SHORT TASK
Please print all of the material below, word for word.

DATA FOR THIS EXERCISE
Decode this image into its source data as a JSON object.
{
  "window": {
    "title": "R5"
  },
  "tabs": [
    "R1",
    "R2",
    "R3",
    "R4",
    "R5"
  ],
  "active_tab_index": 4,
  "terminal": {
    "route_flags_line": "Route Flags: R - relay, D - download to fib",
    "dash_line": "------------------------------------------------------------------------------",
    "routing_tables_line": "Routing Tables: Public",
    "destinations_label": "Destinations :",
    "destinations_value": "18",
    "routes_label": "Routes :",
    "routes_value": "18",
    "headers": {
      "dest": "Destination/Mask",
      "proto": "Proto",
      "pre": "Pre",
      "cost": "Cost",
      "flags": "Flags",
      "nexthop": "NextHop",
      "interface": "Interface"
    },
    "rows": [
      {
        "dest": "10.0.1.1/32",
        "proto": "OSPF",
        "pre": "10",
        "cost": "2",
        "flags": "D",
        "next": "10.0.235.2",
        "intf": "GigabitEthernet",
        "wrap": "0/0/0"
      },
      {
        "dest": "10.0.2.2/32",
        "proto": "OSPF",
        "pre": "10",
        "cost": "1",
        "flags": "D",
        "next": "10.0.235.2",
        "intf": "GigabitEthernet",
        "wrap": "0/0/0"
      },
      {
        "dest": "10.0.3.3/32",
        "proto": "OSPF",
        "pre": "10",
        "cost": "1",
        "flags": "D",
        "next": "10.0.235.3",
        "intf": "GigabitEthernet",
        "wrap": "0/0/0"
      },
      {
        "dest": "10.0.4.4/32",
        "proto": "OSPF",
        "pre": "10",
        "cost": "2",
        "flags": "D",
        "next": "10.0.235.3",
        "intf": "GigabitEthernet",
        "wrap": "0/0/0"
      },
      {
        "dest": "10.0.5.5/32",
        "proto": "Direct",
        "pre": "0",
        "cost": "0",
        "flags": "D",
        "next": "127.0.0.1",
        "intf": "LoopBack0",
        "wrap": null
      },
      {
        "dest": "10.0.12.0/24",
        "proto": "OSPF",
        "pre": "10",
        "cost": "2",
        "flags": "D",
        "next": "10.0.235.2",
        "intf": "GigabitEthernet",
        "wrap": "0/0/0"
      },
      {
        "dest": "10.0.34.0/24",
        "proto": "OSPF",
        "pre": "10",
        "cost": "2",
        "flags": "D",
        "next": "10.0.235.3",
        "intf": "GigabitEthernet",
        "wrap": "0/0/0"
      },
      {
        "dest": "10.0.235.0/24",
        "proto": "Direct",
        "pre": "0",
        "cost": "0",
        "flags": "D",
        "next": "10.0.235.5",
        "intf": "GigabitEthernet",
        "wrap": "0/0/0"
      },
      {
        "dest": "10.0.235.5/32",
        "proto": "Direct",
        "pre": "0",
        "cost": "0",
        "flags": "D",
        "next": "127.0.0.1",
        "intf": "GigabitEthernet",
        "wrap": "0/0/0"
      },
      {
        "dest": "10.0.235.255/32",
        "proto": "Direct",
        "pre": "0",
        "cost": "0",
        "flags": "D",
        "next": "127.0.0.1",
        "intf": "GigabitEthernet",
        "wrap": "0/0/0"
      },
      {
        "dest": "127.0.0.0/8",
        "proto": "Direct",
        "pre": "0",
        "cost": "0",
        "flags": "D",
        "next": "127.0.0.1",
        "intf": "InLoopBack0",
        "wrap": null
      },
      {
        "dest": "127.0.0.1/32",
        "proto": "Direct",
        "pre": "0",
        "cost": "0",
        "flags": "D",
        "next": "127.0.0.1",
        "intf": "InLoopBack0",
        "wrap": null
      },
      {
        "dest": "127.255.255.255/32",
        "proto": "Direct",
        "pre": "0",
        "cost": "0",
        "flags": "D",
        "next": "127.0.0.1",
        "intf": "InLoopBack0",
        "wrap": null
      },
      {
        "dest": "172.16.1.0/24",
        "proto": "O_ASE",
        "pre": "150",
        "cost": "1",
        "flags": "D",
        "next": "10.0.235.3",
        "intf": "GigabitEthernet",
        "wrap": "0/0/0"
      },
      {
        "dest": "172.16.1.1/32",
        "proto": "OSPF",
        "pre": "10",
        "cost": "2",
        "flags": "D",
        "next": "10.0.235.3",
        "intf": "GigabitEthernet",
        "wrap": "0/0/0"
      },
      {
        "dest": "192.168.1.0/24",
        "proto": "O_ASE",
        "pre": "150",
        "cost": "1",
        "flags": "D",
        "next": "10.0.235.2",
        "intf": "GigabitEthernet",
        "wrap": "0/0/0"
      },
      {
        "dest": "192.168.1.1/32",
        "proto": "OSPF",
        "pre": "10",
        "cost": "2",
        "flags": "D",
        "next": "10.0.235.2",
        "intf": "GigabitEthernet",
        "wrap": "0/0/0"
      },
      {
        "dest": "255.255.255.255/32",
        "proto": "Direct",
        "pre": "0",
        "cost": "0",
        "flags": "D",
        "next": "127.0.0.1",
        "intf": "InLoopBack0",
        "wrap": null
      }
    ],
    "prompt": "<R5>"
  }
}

RESPONSE TO THIS EXERCISE
Decode this image into its source data as a JSON object.
{
  "window": {
    "title": "R5"
  },
  "tabs": [
    "R1",
    "R2",
    "R3",
    "R4",
    "R5"
  ],
  "active_tab_index": 4,
  "terminal": {
    "route_flags_line": "Route Flags: R - relay, D - download to fib",
    "dash_line": "------------------------------------------------------------------------------",
    "routing_tables_line": "Routing Tables: Public",
    "destinations_label": "Destinations :",
    "destinations_value": "18",
    "routes_label": "Routes :",
    "routes_value": "18",
    "headers": {
      "dest": "Destination/Mask",
      "proto": "Proto",
      "pre": "Pre",
      "cost": "Cost",
      "flags": "Flags",
      "nexthop": "NextHop",
      "interface": "Interface"
    },
    "rows": [
      {
        "dest": "10.0.1.1/32",
        "proto": "OSPF",
        "pre": "10",
        "cost": "2",
        "flags": "D",
        "next": "10.0.235.2",
        "intf": "GigabitEthernet",
        "wrap": "0/0/0"
      },
      {
        "dest": "10.0.2.2/32",
        "proto": "OSPF",
        "pre": "10",
        "cost": "1",
        "flags": "D",
        "next": "10.0.235.2",
        "intf": "GigabitEthernet",
        "wrap": "0/0/0"
      },
      {
        "dest": "10.0.3.3/32",
        "proto": "OSPF",
        "pre": "10",
        "cost": "1",
        "flags": "D",
        "next": "10.0.235.3",
        "intf": "GigabitEthernet",
        "wrap": "0/0/0"
      },
      {
        "dest": "10.0.4.4/32",
        "proto": "OSPF",
        "pre": "10",
        "cost": "2",
        "flags": "D",
        "next": "10.0.235.3",
        "intf": "GigabitEthernet",
        "wrap": "0/0/0"
      },
      {
        "dest": "10.0.5.5/32",
        "proto": "Direct",
        "pre": "0",
        "cost": "0",
        "flags": "D",
        "next": "127.0.0.1",
        "intf": "LoopBack0",
        "wrap": null
      },
      {
        "dest": "10.0.12.0/24",
        "proto": "OSPF",
        "pre": "10",
        "cost": "2",
        "flags": "D",
        "next": "10.0.235.2",
        "intf": "GigabitEthernet",
        "wrap": "0/0/0"
      },
      {
        "dest": "10.0.34.0/24",
        "proto": "OSPF",
        "pre": "10",
        "cost": "2",
        "flags": "D",
        "next": "10.0.235.3",
        "intf": "GigabitEthernet",
        "wrap": "0/0/0"
      },
      {
        "dest": "10.0.235.0/24",
        "proto": "Direct",
        "pre": "0",
        "cost": "0",
        "flags": "D",
        "next": "10.0.235.5",
        "intf": "GigabitEthernet",
        "wrap": "0/0/0"
      },
      {
        "dest": "10.0.235.5/32",
        "proto": "Direct",
        "pre": "0",
        "cost": "0",
        "flags": "D",
        "next": "127.0.0.1",
        "intf": "GigabitEthernet",
        "wrap": "0/0/0"
      },
      {
        "dest": "10.0.235.255/32",
        "proto": "Direct",
        "pre": "0",
        "cost": "0",
        "flags": "D",
        "next": "127.0.0.1",
        "intf": "GigabitEthernet",
        "wrap": "0/0/0"
      },
      {
        "dest": "127.0.0.0/8",
        "proto": "Direct",
        "pre": "0",
        "cost": "0",
        "flags": "D",
        "next": "127.0.0.1",
        "intf": "InLoopBack0",
        "wrap": null
      },
      {
        "dest": "127.0.0.1/32",
        "proto": "Direct",
        "pre": "0",
        "cost": "0",
        "flags": "D",
        "next": "127.0.0.1",
        "intf": "InLoopBack0",
        "wrap": null
      },
      {
        "dest": "127.255.255.255/32",
        "proto": "Direct",
        "pre": "0",
        "cost": "0",
        "flags": "D",
        "next": "127.0.0.1",
        "intf": "InLoopBack0",
        "wrap": null
      },
      {
        "dest": "172.16.1.0/24",
        "proto": "O_ASE",
        "pre": "150",
        "cost": "1",
        "flags": "D",
        "next": "10.0.235.3",
        "intf": "GigabitEthernet",
        "wrap": "0/0/0"
      },
      {
        "dest": "172.16.1.1/32",
        "proto": "OSPF",
        "pre": "10",
        "cost": "2",
        "flags": "D",
        "next": "10.0.235.3",
        "intf": "GigabitEthernet",
        "wrap": "0/0/0"
      },
      {
        "dest": "192.168.1.0/24",
        "proto": "O_ASE",
        "pre": "150",
        "cost": "1",
        "flags": "D",
        "next": "10.0.235.2",
        "intf": "GigabitEthernet",
        "wrap": "0/0/0"
      },
      {
        "dest": "192.168.1.1/32",
        "proto": "OSPF",
        "pre": "10",
        "cost": "2",
        "flags": "D",
        "next": "10.0.235.2",
        "intf": "GigabitEthernet",
        "wrap": "0/0/0"
      },
      {
        "dest": "255.255.255.255/32",
        "proto": "Direct",
        "pre": "0",
        "cost": "0",
        "flags": "D",
        "next": "127.0.0.1",
        "intf": "InLoopBack0",
        "wrap": null
      }
    ],
    "prompt": "<R5>"
  }
}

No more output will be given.